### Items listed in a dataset
________

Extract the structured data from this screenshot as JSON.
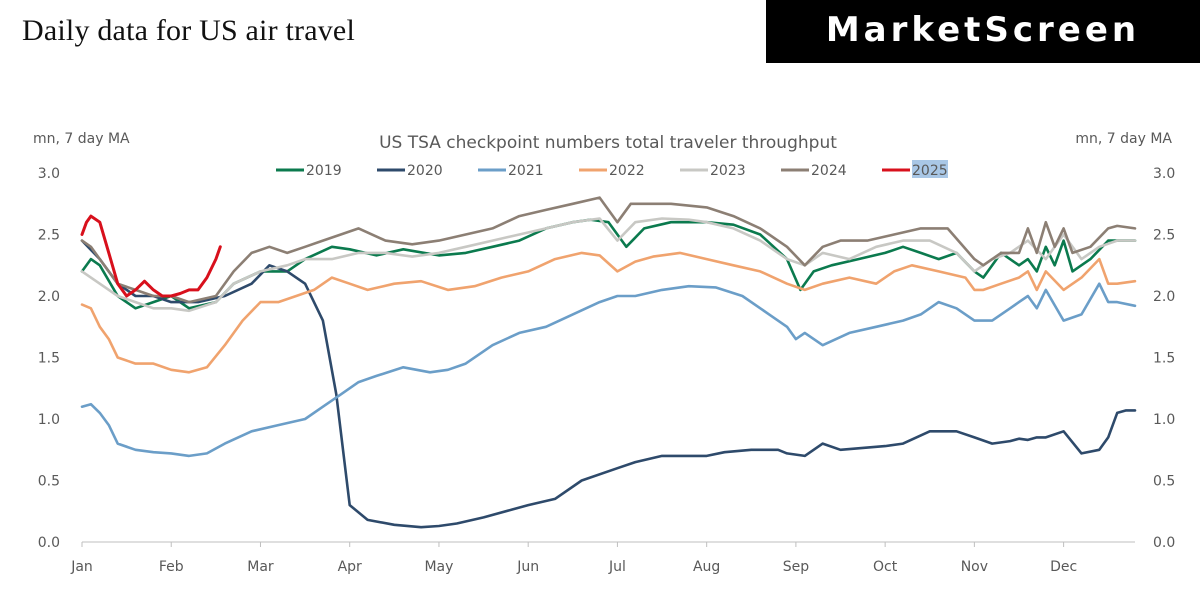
{
  "header": {
    "title": "Daily data for US air travel",
    "brand": "MarketScreen"
  },
  "chart_data": {
    "type": "line",
    "title": "US TSA checkpoint numbers total traveler throughput",
    "ylabel_left": "mn, 7 day MA",
    "ylabel_right": "mn, 7 day MA",
    "ylim": [
      0,
      3
    ],
    "yticks": [
      0,
      0.5,
      1,
      1.5,
      2,
      2.5,
      3
    ],
    "ytick_labels": [
      "0.0",
      "0.5",
      "1.0",
      "1.5",
      "2.0",
      "2.5",
      "3.0"
    ],
    "xlim": [
      0,
      11.8
    ],
    "xticks": [
      0,
      1,
      2,
      3,
      4,
      5,
      6,
      7,
      8,
      9,
      10,
      11
    ],
    "xtick_labels": [
      "Jan",
      "Feb",
      "Mar",
      "Apr",
      "May",
      "Jun",
      "Jul",
      "Aug",
      "Sep",
      "Oct",
      "Nov",
      "Dec"
    ],
    "legend_position": "top-center",
    "legend_highlight": "2025",
    "series": [
      {
        "name": "2019",
        "color": "#0b7a4e",
        "x": [
          0,
          0.1,
          0.2,
          0.4,
          0.6,
          0.8,
          1,
          1.2,
          1.5,
          1.7,
          2,
          2.3,
          2.5,
          2.8,
          3,
          3.3,
          3.6,
          4,
          4.3,
          4.6,
          4.9,
          5.2,
          5.5,
          5.7,
          5.9,
          6.1,
          6.3,
          6.6,
          7,
          7.3,
          7.6,
          7.9,
          8.05,
          8.2,
          8.4,
          8.7,
          9,
          9.2,
          9.4,
          9.6,
          9.8,
          10,
          10.1,
          10.3,
          10.5,
          10.6,
          10.7,
          10.8,
          10.9,
          11,
          11.1,
          11.3,
          11.5,
          11.6,
          11.8
        ],
        "values": [
          2.2,
          2.3,
          2.25,
          2.0,
          1.9,
          1.95,
          2.0,
          1.9,
          1.95,
          2.1,
          2.2,
          2.2,
          2.3,
          2.4,
          2.38,
          2.33,
          2.38,
          2.33,
          2.35,
          2.4,
          2.45,
          2.55,
          2.6,
          2.62,
          2.6,
          2.4,
          2.55,
          2.6,
          2.6,
          2.58,
          2.5,
          2.3,
          2.05,
          2.2,
          2.25,
          2.3,
          2.35,
          2.4,
          2.35,
          2.3,
          2.35,
          2.2,
          2.15,
          2.35,
          2.25,
          2.3,
          2.2,
          2.4,
          2.25,
          2.45,
          2.2,
          2.3,
          2.45,
          2.45,
          2.45
        ]
      },
      {
        "name": "2020",
        "color": "#2e4a6b",
        "x": [
          0,
          0.2,
          0.4,
          0.6,
          0.8,
          1,
          1.3,
          1.6,
          1.9,
          2.1,
          2.3,
          2.5,
          2.7,
          2.85,
          3,
          3.2,
          3.5,
          3.8,
          4,
          4.2,
          4.5,
          5,
          5.3,
          5.6,
          6,
          6.2,
          6.5,
          7,
          7.2,
          7.5,
          7.8,
          7.9,
          8.1,
          8.3,
          8.5,
          9,
          9.2,
          9.5,
          9.8,
          10,
          10.2,
          10.4,
          10.5,
          10.6,
          10.7,
          10.8,
          11,
          11.2,
          11.4,
          11.5,
          11.6,
          11.7,
          11.8
        ],
        "values": [
          2.45,
          2.3,
          2.1,
          2.0,
          2.0,
          1.95,
          1.95,
          2.0,
          2.1,
          2.25,
          2.2,
          2.1,
          1.8,
          1.2,
          0.3,
          0.18,
          0.14,
          0.12,
          0.13,
          0.15,
          0.2,
          0.3,
          0.35,
          0.5,
          0.6,
          0.65,
          0.7,
          0.7,
          0.73,
          0.75,
          0.75,
          0.72,
          0.7,
          0.8,
          0.75,
          0.78,
          0.8,
          0.9,
          0.9,
          0.85,
          0.8,
          0.82,
          0.84,
          0.83,
          0.85,
          0.85,
          0.9,
          0.72,
          0.75,
          0.85,
          1.05,
          1.07,
          1.07
        ]
      },
      {
        "name": "2021",
        "color": "#6b9ec8",
        "x": [
          0,
          0.1,
          0.2,
          0.3,
          0.4,
          0.6,
          0.8,
          1,
          1.2,
          1.4,
          1.6,
          1.9,
          2.2,
          2.5,
          2.7,
          2.9,
          3.1,
          3.3,
          3.6,
          3.9,
          4.1,
          4.3,
          4.6,
          4.9,
          5.2,
          5.5,
          5.8,
          6,
          6.2,
          6.5,
          6.8,
          7.1,
          7.4,
          7.7,
          7.9,
          8,
          8.1,
          8.3,
          8.6,
          8.9,
          9.2,
          9.4,
          9.6,
          9.8,
          10,
          10.2,
          10.4,
          10.5,
          10.6,
          10.7,
          10.8,
          11,
          11.2,
          11.4,
          11.5,
          11.6,
          11.8
        ],
        "values": [
          1.1,
          1.12,
          1.05,
          0.95,
          0.8,
          0.75,
          0.73,
          0.72,
          0.7,
          0.72,
          0.8,
          0.9,
          0.95,
          1.0,
          1.1,
          1.2,
          1.3,
          1.35,
          1.42,
          1.38,
          1.4,
          1.45,
          1.6,
          1.7,
          1.75,
          1.85,
          1.95,
          2.0,
          2.0,
          2.05,
          2.08,
          2.07,
          2.0,
          1.85,
          1.75,
          1.65,
          1.7,
          1.6,
          1.7,
          1.75,
          1.8,
          1.85,
          1.95,
          1.9,
          1.8,
          1.8,
          1.9,
          1.95,
          2.0,
          1.9,
          2.05,
          1.8,
          1.85,
          2.1,
          1.95,
          1.95,
          1.92
        ]
      },
      {
        "name": "2022",
        "color": "#f0a36e",
        "x": [
          0,
          0.1,
          0.2,
          0.3,
          0.4,
          0.6,
          0.8,
          1,
          1.2,
          1.4,
          1.6,
          1.8,
          2,
          2.2,
          2.4,
          2.6,
          2.8,
          3,
          3.2,
          3.5,
          3.8,
          4.1,
          4.4,
          4.7,
          5,
          5.3,
          5.6,
          5.8,
          6,
          6.2,
          6.4,
          6.7,
          7,
          7.3,
          7.6,
          7.9,
          8.1,
          8.3,
          8.6,
          8.9,
          9.1,
          9.3,
          9.6,
          9.9,
          10,
          10.1,
          10.3,
          10.5,
          10.6,
          10.7,
          10.8,
          11,
          11.2,
          11.4,
          11.5,
          11.6,
          11.8
        ],
        "values": [
          1.93,
          1.9,
          1.75,
          1.65,
          1.5,
          1.45,
          1.45,
          1.4,
          1.38,
          1.42,
          1.6,
          1.8,
          1.95,
          1.95,
          2.0,
          2.05,
          2.15,
          2.1,
          2.05,
          2.1,
          2.12,
          2.05,
          2.08,
          2.15,
          2.2,
          2.3,
          2.35,
          2.33,
          2.2,
          2.28,
          2.32,
          2.35,
          2.3,
          2.25,
          2.2,
          2.1,
          2.05,
          2.1,
          2.15,
          2.1,
          2.2,
          2.25,
          2.2,
          2.15,
          2.05,
          2.05,
          2.1,
          2.15,
          2.2,
          2.05,
          2.2,
          2.05,
          2.15,
          2.3,
          2.1,
          2.1,
          2.12
        ]
      },
      {
        "name": "2023",
        "color": "#c8c8c4",
        "x": [
          0,
          0.1,
          0.2,
          0.4,
          0.6,
          0.8,
          1,
          1.2,
          1.5,
          1.7,
          2,
          2.3,
          2.5,
          2.8,
          3.1,
          3.4,
          3.7,
          4,
          4.3,
          4.6,
          4.9,
          5.2,
          5.5,
          5.8,
          6,
          6.2,
          6.5,
          6.8,
          7,
          7.3,
          7.6,
          7.9,
          8.1,
          8.3,
          8.6,
          8.9,
          9.2,
          9.5,
          9.8,
          10,
          10.2,
          10.4,
          10.6,
          10.8,
          11,
          11.2,
          11.4,
          11.6,
          11.8
        ],
        "values": [
          2.2,
          2.15,
          2.1,
          2.0,
          1.95,
          1.9,
          1.9,
          1.88,
          1.95,
          2.1,
          2.2,
          2.25,
          2.3,
          2.3,
          2.35,
          2.35,
          2.32,
          2.35,
          2.4,
          2.45,
          2.5,
          2.55,
          2.6,
          2.63,
          2.45,
          2.6,
          2.63,
          2.62,
          2.6,
          2.55,
          2.45,
          2.3,
          2.25,
          2.35,
          2.3,
          2.4,
          2.45,
          2.45,
          2.35,
          2.2,
          2.3,
          2.35,
          2.45,
          2.3,
          2.5,
          2.3,
          2.4,
          2.45,
          2.45
        ]
      },
      {
        "name": "2024",
        "color": "#8c7f74",
        "x": [
          0,
          0.1,
          0.2,
          0.4,
          0.6,
          0.8,
          1,
          1.2,
          1.5,
          1.7,
          1.9,
          2.1,
          2.3,
          2.5,
          2.7,
          2.9,
          3.1,
          3.4,
          3.7,
          4,
          4.3,
          4.6,
          4.9,
          5.2,
          5.5,
          5.8,
          6,
          6.15,
          6.3,
          6.6,
          7,
          7.3,
          7.6,
          7.9,
          8.1,
          8.3,
          8.5,
          8.8,
          9.1,
          9.4,
          9.7,
          10,
          10.1,
          10.3,
          10.5,
          10.6,
          10.7,
          10.8,
          10.9,
          11,
          11.1,
          11.3,
          11.5,
          11.6,
          11.8
        ],
        "values": [
          2.45,
          2.4,
          2.3,
          2.1,
          2.05,
          2.0,
          2.0,
          1.95,
          2.0,
          2.2,
          2.35,
          2.4,
          2.35,
          2.4,
          2.45,
          2.5,
          2.55,
          2.45,
          2.42,
          2.45,
          2.5,
          2.55,
          2.65,
          2.7,
          2.75,
          2.8,
          2.6,
          2.75,
          2.75,
          2.75,
          2.72,
          2.65,
          2.55,
          2.4,
          2.25,
          2.4,
          2.45,
          2.45,
          2.5,
          2.55,
          2.55,
          2.3,
          2.25,
          2.35,
          2.35,
          2.55,
          2.35,
          2.6,
          2.4,
          2.55,
          2.35,
          2.4,
          2.55,
          2.57,
          2.55
        ]
      },
      {
        "name": "2025",
        "color": "#d8101c",
        "x": [
          0,
          0.05,
          0.1,
          0.2,
          0.3,
          0.4,
          0.5,
          0.6,
          0.7,
          0.8,
          0.9,
          1,
          1.1,
          1.2,
          1.3,
          1.4,
          1.5,
          1.55
        ],
        "values": [
          2.5,
          2.6,
          2.65,
          2.6,
          2.35,
          2.1,
          2.0,
          2.05,
          2.12,
          2.05,
          2.0,
          2.0,
          2.02,
          2.05,
          2.05,
          2.15,
          2.3,
          2.4
        ]
      }
    ]
  }
}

________

### Job
Find every line above that contains the word "color", and return each one.

### Response to this exercise
        "color": "#0b7a4e",
        "color": "#2e4a6b",
        "color": "#6b9ec8",
        "color": "#f0a36e",
        "color": "#c8c8c4",
        "color": "#8c7f74",
        "color": "#d8101c",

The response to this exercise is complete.